- **PROBLEM TO SOLVE**: In the daycare article below, how many complaints in licensed child care facilities did the Health Department investigate in fiscal 2011?

- **PROVIDED TEXT**:
Gressert suspected a daycare staffer had dropped the baby or twisted the leg.

Daycare staffers at the Clinton facility where her baby had been kept denied anything happened, but a jury last month sided with the child’s mother and awarded her family $130,000 in damages.

The Health Department, which also licenses child care facilities, investigated 611 complaints in licensed child care facilities in fiscal 2011, which ended June 30, 2011. That was slightly less than the previous two years when there were 639 complaints in fiscal 2010 and 654 complaints in fiscal 2009.

Of the total 2011 complaints, 95 required disciplinary action, Sharlot said. The other complaints required technical assistance, plans of correction or were unsubstantiated.

For each violation, the daycare must submit a detailed plan for achieving compliance, Sharlot said. The department’s punishment can range from a $50 fine to closure of a facility.

State law and the child care licensure regulations require a criminal history records check to include a DHS child abuse registry check, federal and state fingerprint checks, and federal and state sex offender record checks on owners and employees of a licensed facility.

Jane Boykin, executive director of the Mississippi Forum on Children and Families, said working with children is hard, but nothing excuses inappropriate behavior.

Boykin advises parents to “first, stay with a licensed facility, and second, talk to other parents.”

Boykin said the key factor is whether children are happy at a child care facility and if parents are satisfied.

Finding qualified child care workers is the main reason Earnestine Mason says she has not had problems with the Health Department in the more than 30 years she has owned Mother Goose Christian School and Mother Goose Christian Academy in Jackson.

“We look for workers with skills. We prefer those with an associate degree,” she said.

Mason said a parent should ask about a child care provider’s qualifications and the turnover of personnel.

Parents should stay involved in their child’s care at any center, Mason said.

- **EXTRACTED ENTRIES**:
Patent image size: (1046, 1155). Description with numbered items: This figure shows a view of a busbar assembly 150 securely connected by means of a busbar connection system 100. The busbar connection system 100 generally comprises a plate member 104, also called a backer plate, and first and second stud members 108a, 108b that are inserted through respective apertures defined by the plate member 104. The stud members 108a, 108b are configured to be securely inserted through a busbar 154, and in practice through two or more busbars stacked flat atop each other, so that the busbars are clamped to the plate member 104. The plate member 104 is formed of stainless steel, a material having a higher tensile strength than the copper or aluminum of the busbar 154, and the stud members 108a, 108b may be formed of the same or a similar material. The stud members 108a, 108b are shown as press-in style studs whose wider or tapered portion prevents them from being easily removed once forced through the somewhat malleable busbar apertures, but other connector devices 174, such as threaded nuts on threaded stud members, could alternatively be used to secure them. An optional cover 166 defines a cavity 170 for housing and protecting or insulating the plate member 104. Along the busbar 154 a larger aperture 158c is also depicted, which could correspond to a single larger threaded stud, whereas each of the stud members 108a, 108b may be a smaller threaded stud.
* * *
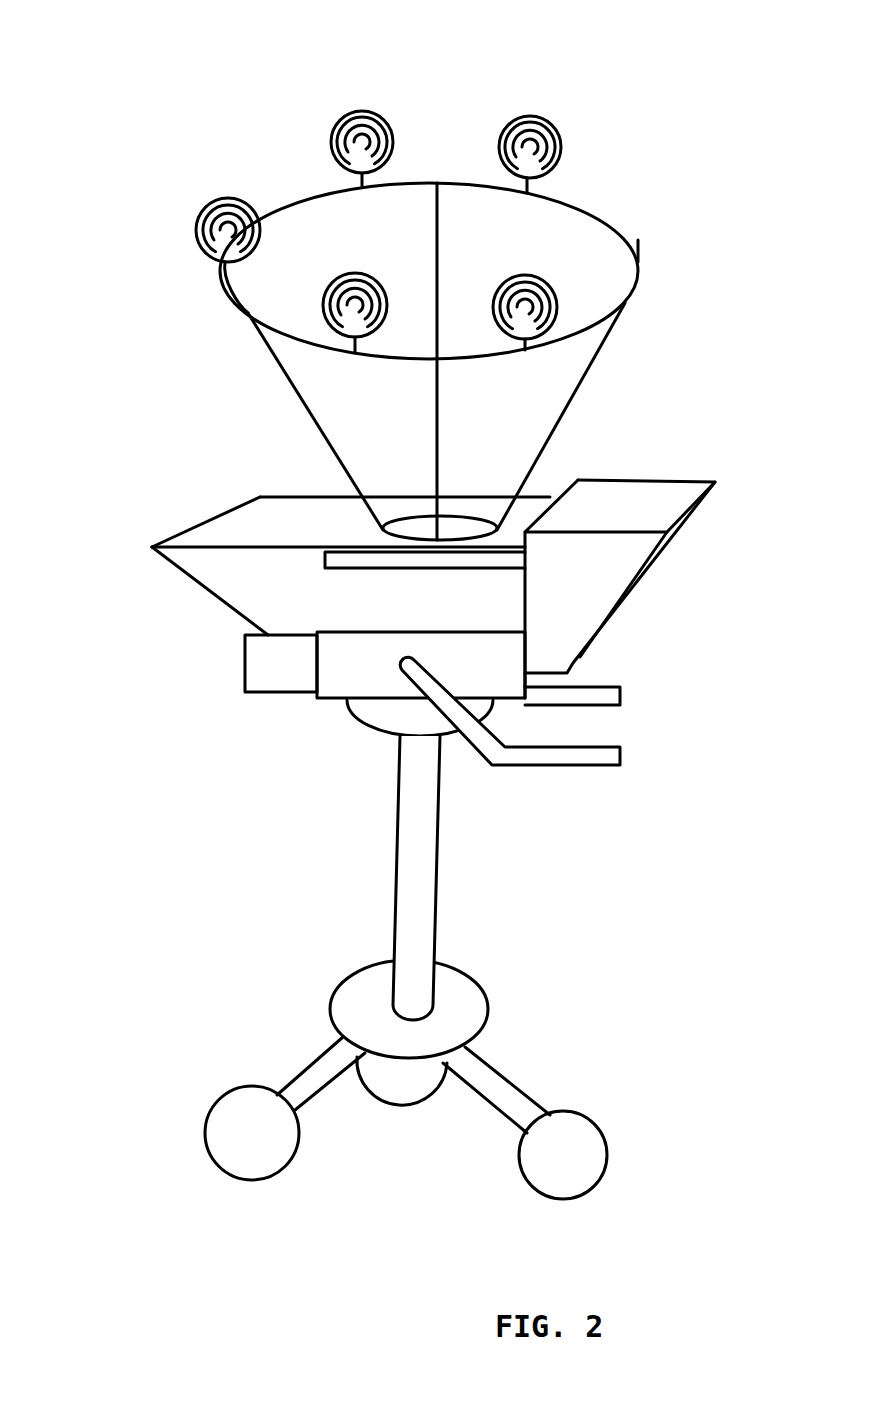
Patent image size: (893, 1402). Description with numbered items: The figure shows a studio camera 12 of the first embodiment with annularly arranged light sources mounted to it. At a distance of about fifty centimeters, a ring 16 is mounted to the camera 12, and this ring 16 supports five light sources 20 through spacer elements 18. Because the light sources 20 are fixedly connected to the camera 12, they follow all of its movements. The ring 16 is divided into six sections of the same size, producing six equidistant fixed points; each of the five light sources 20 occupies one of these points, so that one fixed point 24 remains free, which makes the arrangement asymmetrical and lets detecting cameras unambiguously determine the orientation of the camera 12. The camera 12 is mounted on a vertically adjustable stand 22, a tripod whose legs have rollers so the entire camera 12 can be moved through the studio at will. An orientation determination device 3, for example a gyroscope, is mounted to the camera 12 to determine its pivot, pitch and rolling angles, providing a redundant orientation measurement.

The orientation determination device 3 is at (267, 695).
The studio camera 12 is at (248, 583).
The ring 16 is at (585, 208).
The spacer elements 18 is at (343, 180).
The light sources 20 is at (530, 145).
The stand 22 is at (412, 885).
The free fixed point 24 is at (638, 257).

- **EXERCISE ANSWER**: 611